= Problem statement =
Please print the full listing exactly.

= Dataset excerpts =
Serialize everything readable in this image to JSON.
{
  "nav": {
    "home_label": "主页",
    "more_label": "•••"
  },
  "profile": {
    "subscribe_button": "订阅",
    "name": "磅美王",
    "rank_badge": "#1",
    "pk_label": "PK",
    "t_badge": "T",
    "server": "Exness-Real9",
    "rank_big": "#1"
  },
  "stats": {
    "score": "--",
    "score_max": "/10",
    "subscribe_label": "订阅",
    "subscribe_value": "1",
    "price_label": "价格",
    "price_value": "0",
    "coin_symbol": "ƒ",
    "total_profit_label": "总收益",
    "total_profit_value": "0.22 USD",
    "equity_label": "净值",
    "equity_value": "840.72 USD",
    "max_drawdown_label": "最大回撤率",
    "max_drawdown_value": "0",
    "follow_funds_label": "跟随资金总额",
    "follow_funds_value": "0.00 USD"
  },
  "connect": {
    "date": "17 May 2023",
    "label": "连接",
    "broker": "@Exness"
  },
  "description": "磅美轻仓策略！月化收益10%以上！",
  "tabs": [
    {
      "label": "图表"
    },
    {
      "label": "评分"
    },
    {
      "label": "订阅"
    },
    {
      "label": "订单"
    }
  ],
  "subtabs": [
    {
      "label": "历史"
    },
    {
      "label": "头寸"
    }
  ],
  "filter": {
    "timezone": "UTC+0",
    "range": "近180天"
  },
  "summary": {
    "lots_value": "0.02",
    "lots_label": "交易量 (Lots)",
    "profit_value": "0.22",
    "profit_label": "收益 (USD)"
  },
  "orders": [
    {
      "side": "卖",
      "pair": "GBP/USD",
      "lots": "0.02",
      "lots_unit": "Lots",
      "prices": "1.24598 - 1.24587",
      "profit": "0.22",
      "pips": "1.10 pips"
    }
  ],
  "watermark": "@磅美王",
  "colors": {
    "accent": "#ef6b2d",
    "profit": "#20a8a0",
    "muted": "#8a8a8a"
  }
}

= Exercise result =
Serialize everything readable in this image to JSON.
{
  "nav": {
    "home_label": "主页",
    "more_label": "•••"
  },
  "profile": {
    "subscribe_button": "订阅",
    "name": "磅美王",
    "rank_badge": "#1",
    "pk_label": "PK",
    "t_badge": "T",
    "server": "Exness-Real9",
    "rank_big": "#1"
  },
  "stats": {
    "score": "--",
    "score_max": "/10",
    "subscribe_label": "订阅",
    "subscribe_value": "1",
    "price_label": "价格",
    "price_value": "0",
    "coin_symbol": "ƒ",
    "total_profit_label": "总收益",
    "total_profit_value": "0.22 USD",
    "equity_label": "净值",
    "equity_value": "840.72 USD",
    "max_drawdown_label": "最大回撤率",
    "max_drawdown_value": "0",
    "follow_funds_label": "跟随资金总额",
    "follow_funds_value": "0.00 USD"
  },
  "connect": {
    "date": "17 May 2023",
    "label": "连接",
    "broker": "@Exness"
  },
  "description": "磅美轻仓策略！月化收益10%以上！",
  "tabs": [
    {
      "label": "图表"
    },
    {
      "label": "评分"
    },
    {
      "label": "订阅"
    },
    {
      "label": "订单"
    }
  ],
  "subtabs": [
    {
      "label": "历史"
    },
    {
      "label": "头寸"
    }
  ],
  "filter": {
    "timezone": "UTC+0",
    "range": "近180天"
  },
  "summary": {
    "lots_value": "0.02",
    "lots_label": "交易量 (Lots)",
    "profit_value": "0.22",
    "profit_label": "收益 (USD)"
  },
  "orders": [
    {
      "side": "卖",
      "pair": "GBP/USD",
      "lots": "0.02",
      "lots_unit": "Lots",
      "prices": "1.24598 - 1.24587",
      "profit": "0.22",
      "pips": "1.10 pips"
    }
  ],
  "watermark": "@磅美王",
  "colors": {
    "accent": "#ef6b2d",
    "profit": "#20a8a0",
    "muted": "#8a8a8a"
  }
}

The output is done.